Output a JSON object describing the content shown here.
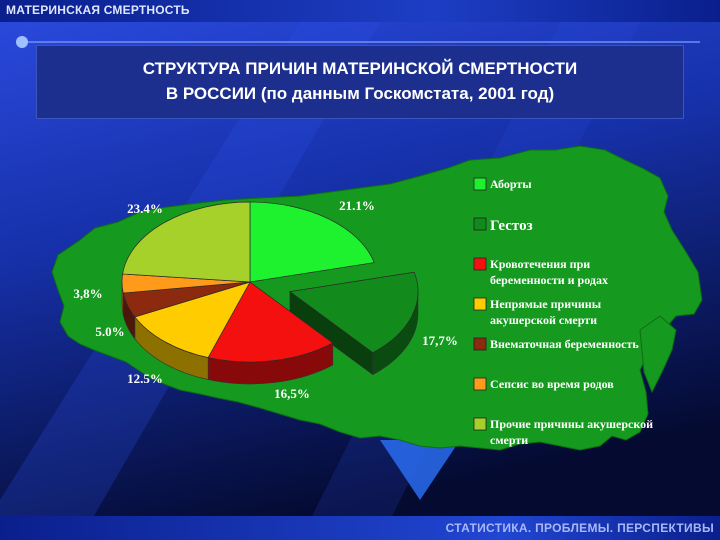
{
  "header": {
    "title": "МАТЕРИНСКАЯ СМЕРТНОСТЬ"
  },
  "title_box": {
    "line1": "СТРУКТУРА ПРИЧИН МАТЕРИНСКОЙ СМЕРТНОСТИ",
    "line2": "В РОССИИ (по данным Госкомстата, 2001 год)"
  },
  "footer": {
    "text": "СТАТИСТИКА. ПРОБЛЕМЫ. ПЕРСПЕКТИВЫ"
  },
  "colors": {
    "background": "#0c1e78",
    "map": "#159a1f",
    "accent": "#1d3ec4"
  },
  "chart_data": {
    "type": "pie",
    "title": "СТРУКТУРА ПРИЧИН МАТЕРИНСКОЙ СМЕРТНОСТИ В РОССИИ (по данным Госкомстата, 2001 год)",
    "series": [
      {
        "name": "Аборты",
        "value": 21.1,
        "label": "21.1%",
        "color": "#1ef22f",
        "exploded": false
      },
      {
        "name": "Гестоз",
        "value": 17.7,
        "label": "17,7%",
        "color": "#138a1c",
        "exploded": true
      },
      {
        "name": "Кровотечения при беременности и родах",
        "value": 16.5,
        "label": "16,5%",
        "color": "#f51010",
        "exploded": false
      },
      {
        "name": "Непрямые причины акушерской смерти",
        "value": 12.5,
        "label": "12.5%",
        "color": "#ffcc00",
        "exploded": false
      },
      {
        "name": "Внематочная беременность",
        "value": 5.0,
        "label": "5.0%",
        "color": "#8b2a0f",
        "exploded": false
      },
      {
        "name": "Сепсис во время родов",
        "value": 3.8,
        "label": "3,8%",
        "color": "#ff9a1a",
        "exploded": false
      },
      {
        "name": "Прочие причины акушерской смерти",
        "value": 23.4,
        "label": "23.4%",
        "color": "#a6d12a",
        "exploded": false
      }
    ],
    "legend": {
      "placement": "right",
      "items": [
        {
          "lines": [
            "Аборты"
          ],
          "color": "#1ef22f"
        },
        {
          "lines": [
            "Гестоз"
          ],
          "color": "#138a1c"
        },
        {
          "lines": [
            "Кровотечения при",
            "беременности и родах"
          ],
          "color": "#f51010"
        },
        {
          "lines": [
            "Непрямые причины",
            "акушерской смерти"
          ],
          "color": "#ffcc00"
        },
        {
          "lines": [
            "Внематочная беременность"
          ],
          "color": "#8b2a0f"
        },
        {
          "lines": [
            "Сепсис во время родов"
          ],
          "color": "#ff9a1a"
        },
        {
          "lines": [
            "Прочие причины акушерской",
            "смерти"
          ],
          "color": "#a6d12a"
        }
      ]
    }
  }
}
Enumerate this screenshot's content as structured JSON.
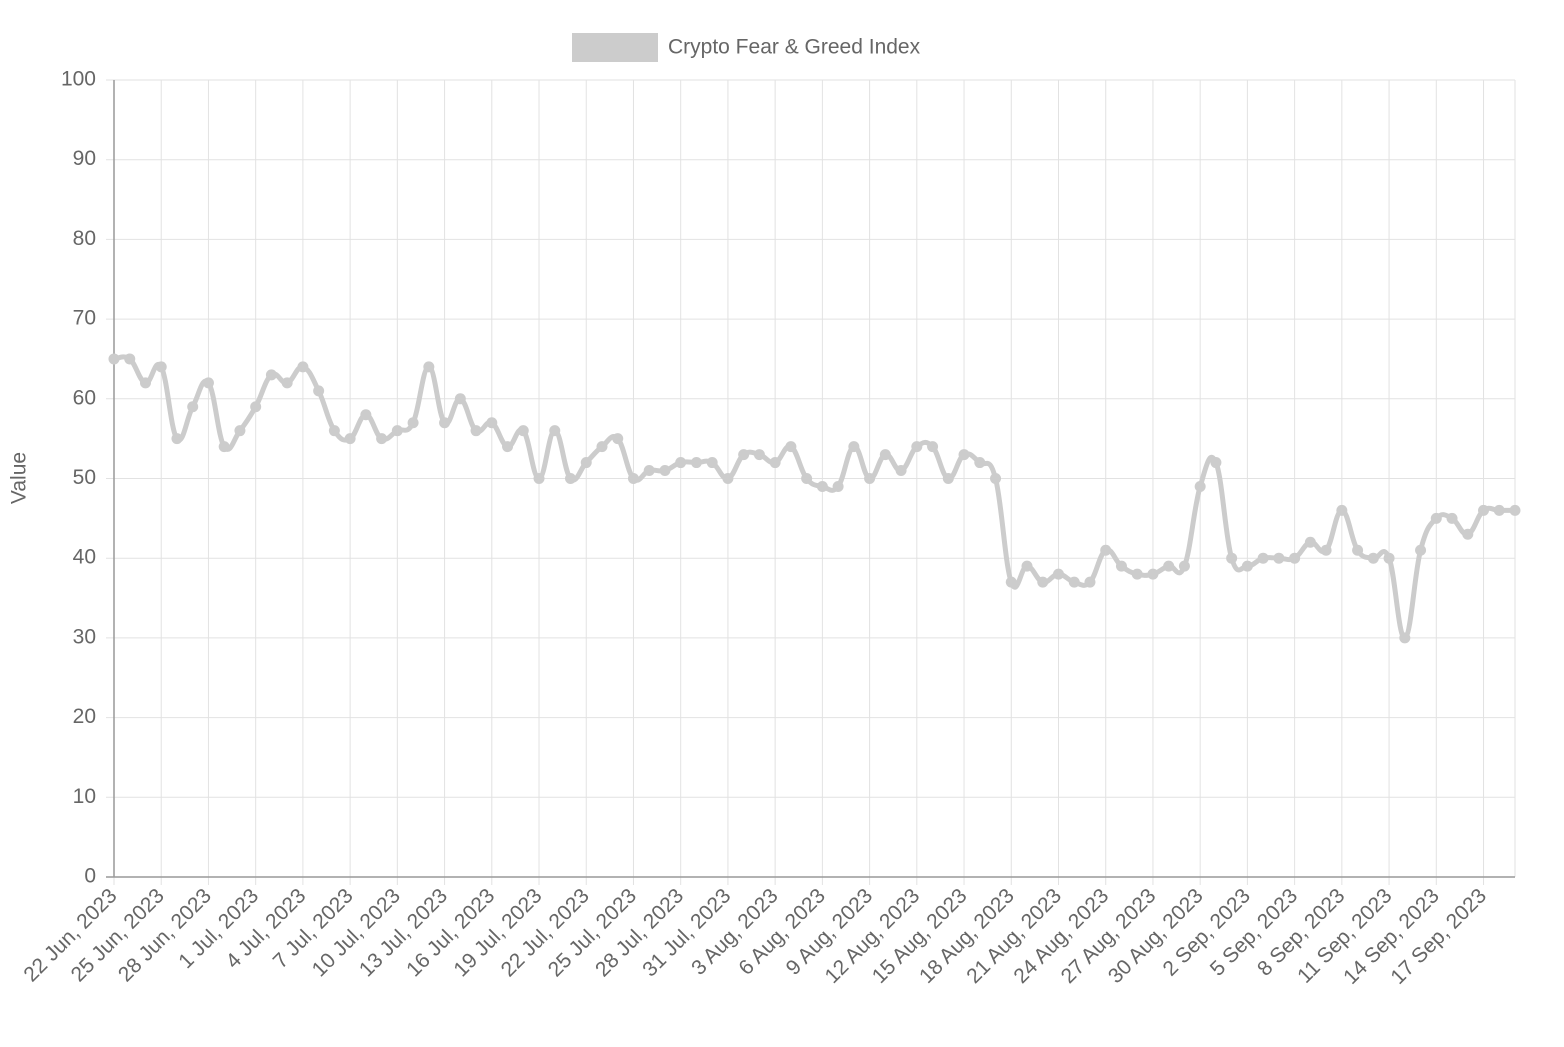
{
  "chart_data": {
    "type": "line",
    "y_label": "Value",
    "categories": [
      "22 Jun, 2023",
      null,
      null,
      "25 Jun, 2023",
      null,
      null,
      "28 Jun, 2023",
      null,
      null,
      "1 Jul, 2023",
      null,
      null,
      "4 Jul, 2023",
      null,
      null,
      "7 Jul, 2023",
      null,
      null,
      "10 Jul, 2023",
      null,
      null,
      "13 Jul, 2023",
      null,
      null,
      "16 Jul, 2023",
      null,
      null,
      "19 Jul, 2023",
      null,
      null,
      "22 Jul, 2023",
      null,
      null,
      "25 Jul, 2023",
      null,
      null,
      "28 Jul, 2023",
      null,
      null,
      "31 Jul, 2023",
      null,
      null,
      "3 Aug, 2023",
      null,
      null,
      "6 Aug, 2023",
      null,
      null,
      "9 Aug, 2023",
      null,
      null,
      "12 Aug, 2023",
      null,
      null,
      "15 Aug, 2023",
      null,
      null,
      "18 Aug, 2023",
      null,
      null,
      "21 Aug, 2023",
      null,
      null,
      "24 Aug, 2023",
      null,
      null,
      "27 Aug, 2023",
      null,
      null,
      "30 Aug, 2023",
      null,
      null,
      "2 Sep, 2023",
      null,
      null,
      "5 Sep, 2023",
      null,
      null,
      "8 Sep, 2023",
      null,
      null,
      "11 Sep, 2023",
      null,
      null,
      "14 Sep, 2023",
      null,
      null,
      "17 Sep, 2023",
      null,
      null
    ],
    "series": [
      {
        "name": "Crypto Fear & Greed Index",
        "color": "#cccccc",
        "values": [
          65,
          65,
          62,
          64,
          55,
          59,
          62,
          54,
          56,
          59,
          63,
          62,
          64,
          61,
          56,
          55,
          58,
          55,
          56,
          57,
          64,
          57,
          60,
          56,
          57,
          54,
          56,
          50,
          56,
          50,
          52,
          54,
          55,
          50,
          51,
          51,
          52,
          52,
          52,
          50,
          53,
          53,
          52,
          54,
          50,
          49,
          49,
          54,
          50,
          53,
          51,
          54,
          54,
          50,
          53,
          52,
          50,
          37,
          39,
          37,
          38,
          37,
          37,
          41,
          39,
          38,
          38,
          39,
          39,
          49,
          52,
          40,
          39,
          40,
          40,
          40,
          42,
          41,
          46,
          41,
          40,
          40,
          30,
          41,
          45,
          45,
          43,
          46,
          46,
          46
        ]
      }
    ],
    "ylim": [
      0,
      100
    ],
    "yticks": [
      0,
      10,
      20,
      30,
      40,
      50,
      60,
      70,
      80,
      90,
      100
    ],
    "grid": true
  }
}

# EXERCISE OBJECTIVE
Pick out the lines that include the word "родах" and write them out.

# OUTPUT FOR THIS TASK
        "name": "Кровотечения при беременности и родах",
            "беременности и родах"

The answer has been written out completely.